- _Work to complete_: Exclude the pictures, then copy all remaining records exactly.

## Begin

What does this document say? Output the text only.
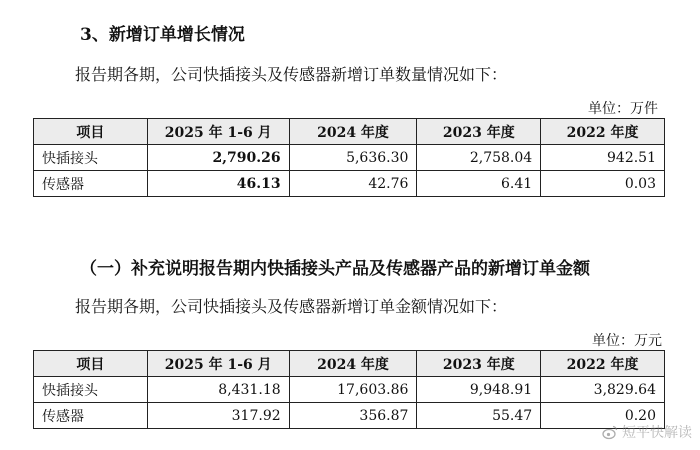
3、新增订单增长情况
报告期各期，公司快插接头及传感器新增订单数量情况如下：
单位：万件
项目	2025 年 1-6 月	2024 年度	2023 年度	2022 年度
快插接头	2,790.26	5,636.30	2,758.04	942.51
传感器	46.13	42.76	6.41	0.03
（一）补充说明报告期内快插接头产品及传感器产品的新增订单金额
报告期各期，公司快插接头及传感器新增订单金额情况如下：
单位：万元
项目	2025 年 1-6 月	2024 年度	2023 年度	2022 年度
快插接头	8,431.18	17,603.86	9,948.91	3,829.64
传感器	317.92	356.87	55.47	0.20
短平快解读
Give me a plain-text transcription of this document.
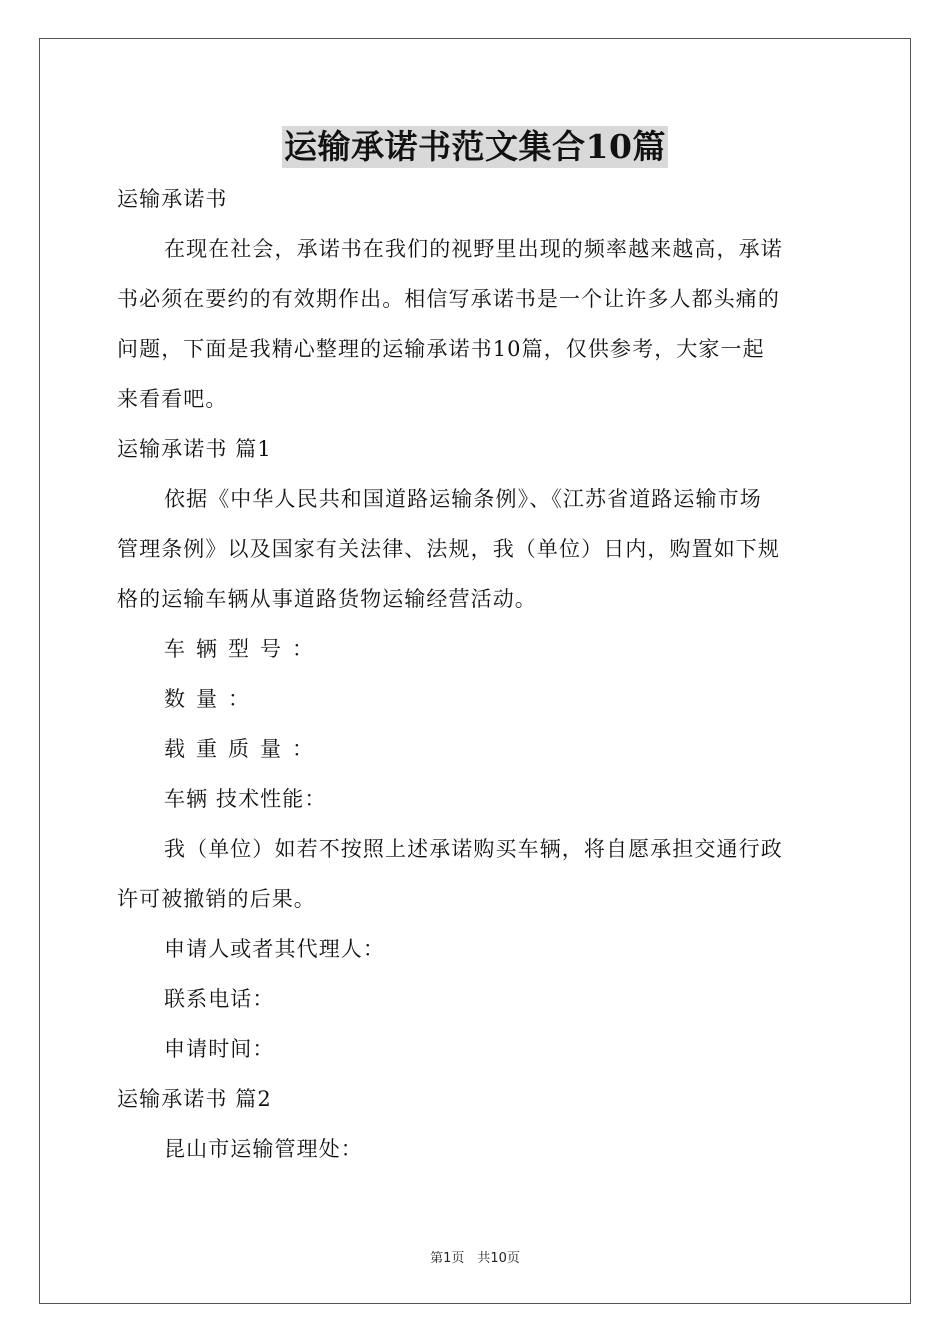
运输承诺书范文集合10篇
运输承诺书
在现在社会，承诺书在我们的视野里出现的频率越来越高，承诺
书必须在要约的有效期作出。相信写承诺书是一个让许多人都头痛的
问题，下面是我精心整理的运输承诺书10篇，仅供参考，大家一起
来看看吧。
运输承诺书 篇1
依据《中华人民共和国道路运输条例》、《江苏省道路运输市场
管理条例》以及国家有关法律、法规，我（单位）日内，购置如下规
格的运输车辆从事道路货物运输经营活动。
车辆型号：
数量：
载重质量：
车辆 技术性能：
我（单位）如若不按照上述承诺购买车辆，将自愿承担交通行政
许可被撤销的后果。
申请人或者其代理人：
联系电话：
申请时间：
运输承诺书 篇2
昆山市运输管理处：
第1页　共10页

## End

- _Task answer_:
What does this document say? Output the text only.
3、新增订单增长情况
报告期各期，公司快插接头及传感器新增订单数量情况如下：
单位：万件
项目	2025 年 1-6 月	2024 年度	2023 年度	2022 年度
快插接头	2,790.26	5,636.30	2,758.04	942.51
传感器	46.13	42.76	6.41	0.03
（一）补充说明报告期内快插接头产品及传感器产品的新增订单金额
报告期各期，公司快插接头及传感器新增订单金额情况如下：
单位：万元
项目	2025 年 1-6 月	2024 年度	2023 年度	2022 年度
快插接头	8,431.18	17,603.86	9,948.91	3,829.64
传感器	317.92	356.87	55.47	0.20
短平快解读
Give me a plain-text transcription of this document.
运输承诺书范文集合10篇
运输承诺书
在现在社会，承诺书在我们的视野里出现的频率越来越高，承诺
书必须在要约的有效期作出。相信写承诺书是一个让许多人都头痛的
问题，下面是我精心整理的运输承诺书10篇，仅供参考，大家一起
来看看吧。
运输承诺书 篇1
依据《中华人民共和国道路运输条例》、《江苏省道路运输市场
管理条例》以及国家有关法律、法规，我（单位）日内，购置如下规
格的运输车辆从事道路货物运输经营活动。
车辆型号：
数量：
载重质量：
车辆 技术性能：
我（单位）如若不按照上述承诺购买车辆，将自愿承担交通行政
许可被撤销的后果。
申请人或者其代理人：
联系电话：
申请时间：
运输承诺书 篇2
昆山市运输管理处：
第1页　共10页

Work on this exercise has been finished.